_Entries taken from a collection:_
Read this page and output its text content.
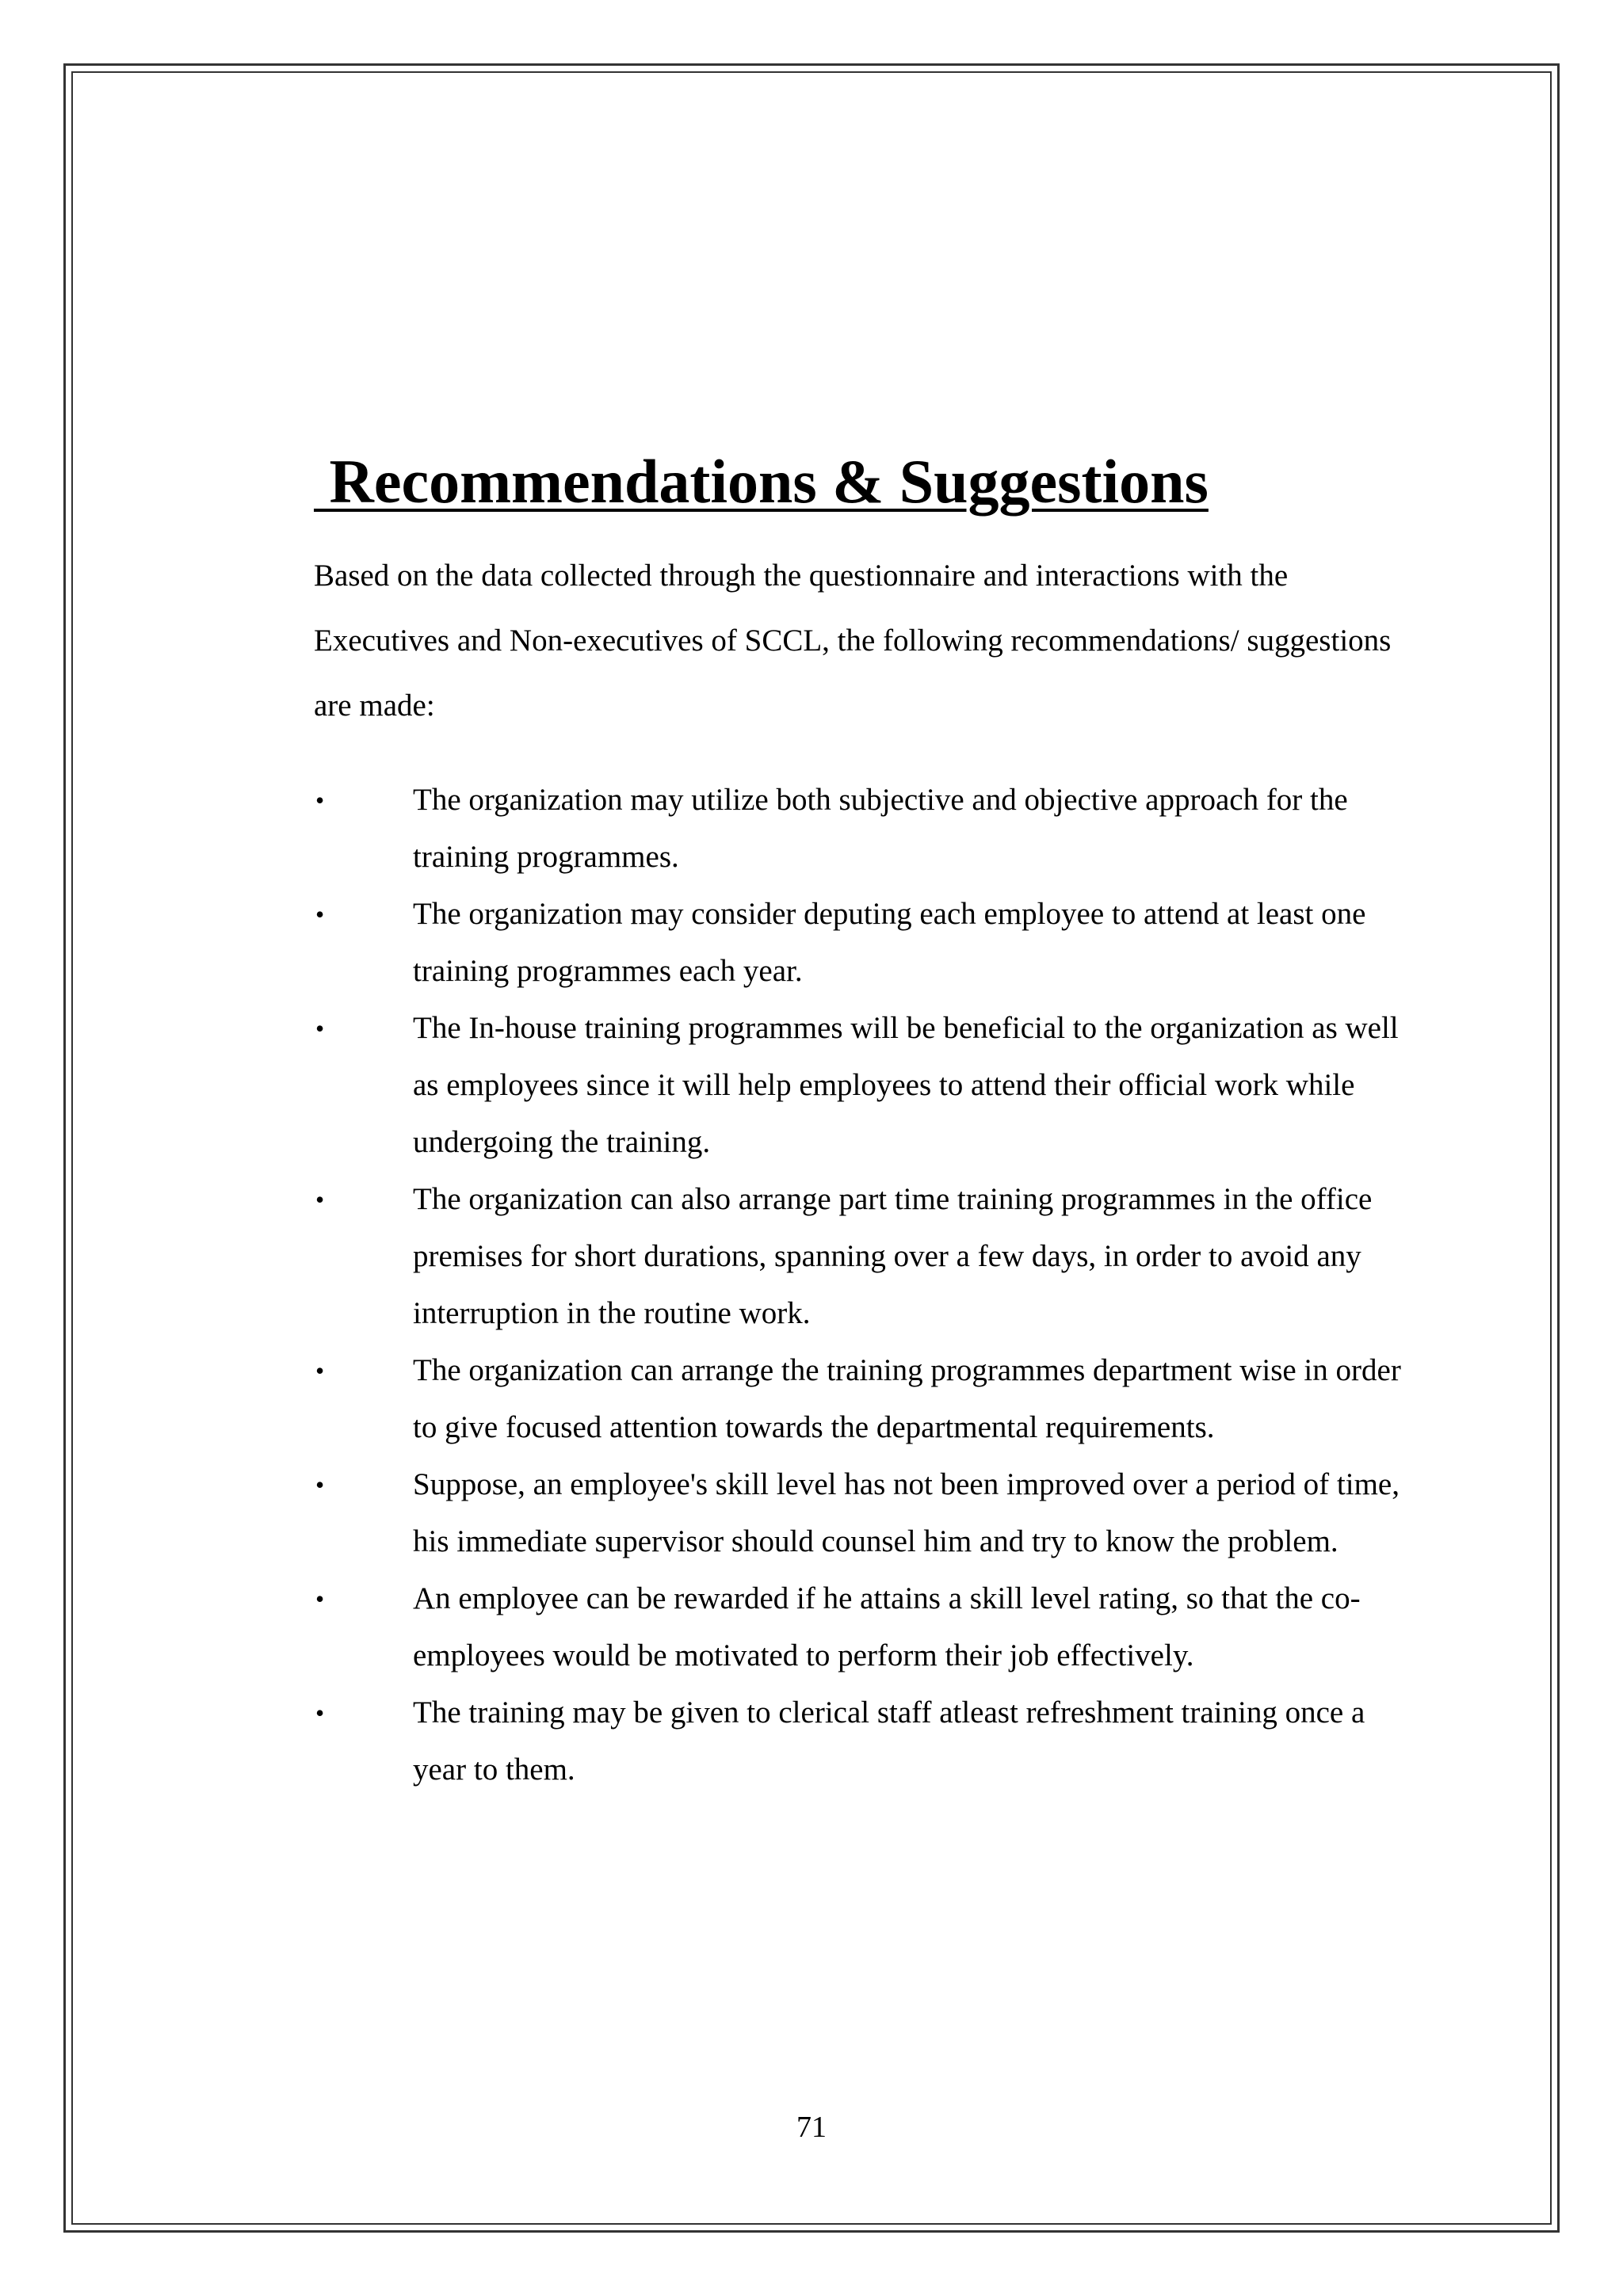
Recommendations & Suggestions

Based on the data collected through the questionnaire and interactions with the
Executives and Non-executives of SCCL, the following recommendations/ suggestions
are made:

•	The organization may utilize both subjective and objective approach for the
training programmes.
•	The organization may consider deputing each employee to attend at least one
training programmes each year.
•	The In-house training programmes will be beneficial to the organization as well
as employees since it will help employees to attend their official work while
undergoing the training.
•	The organization can also arrange part time training programmes in the office
premises for short durations, spanning over a few days, in order to avoid any
interruption in the routine work.
•	The organization can arrange the training programmes department wise in order
to give focused attention towards the departmental requirements.
•	Suppose, an employee's skill level has not been improved over a period of time,
his immediate supervisor should counsel him and try to know the problem.
•	An employee can be rewarded if he attains a skill level rating, so that the co-
employees would be motivated to perform their job effectively.
•	The training may be given to clerical staff atleast refreshment training once a
year to them.
71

_What this task involves:_ Repeat the listing in full and exactly. Leave any pictures out.

_Exercise answer:_
Read this page and output its text content.
Recommendations & Suggestions

Based on the data collected through the questionnaire and interactions with the
Executives and Non-executives of SCCL, the following recommendations/ suggestions
are made:

•	The organization may utilize both subjective and objective approach for the
training programmes.
•	The organization may consider deputing each employee to attend at least one
training programmes each year.
•	The In-house training programmes will be beneficial to the organization as well
as employees since it will help employees to attend their official work while
undergoing the training.
•	The organization can also arrange part time training programmes in the office
premises for short durations, spanning over a few days, in order to avoid any
interruption in the routine work.
•	The organization can arrange the training programmes department wise in order
to give focused attention towards the departmental requirements.
•	Suppose, an employee's skill level has not been improved over a period of time,
his immediate supervisor should counsel him and try to know the problem.
•	An employee can be rewarded if he attains a skill level rating, so that the co-
employees would be motivated to perform their job effectively.
•	The training may be given to clerical staff atleast refreshment training once a
year to them.
71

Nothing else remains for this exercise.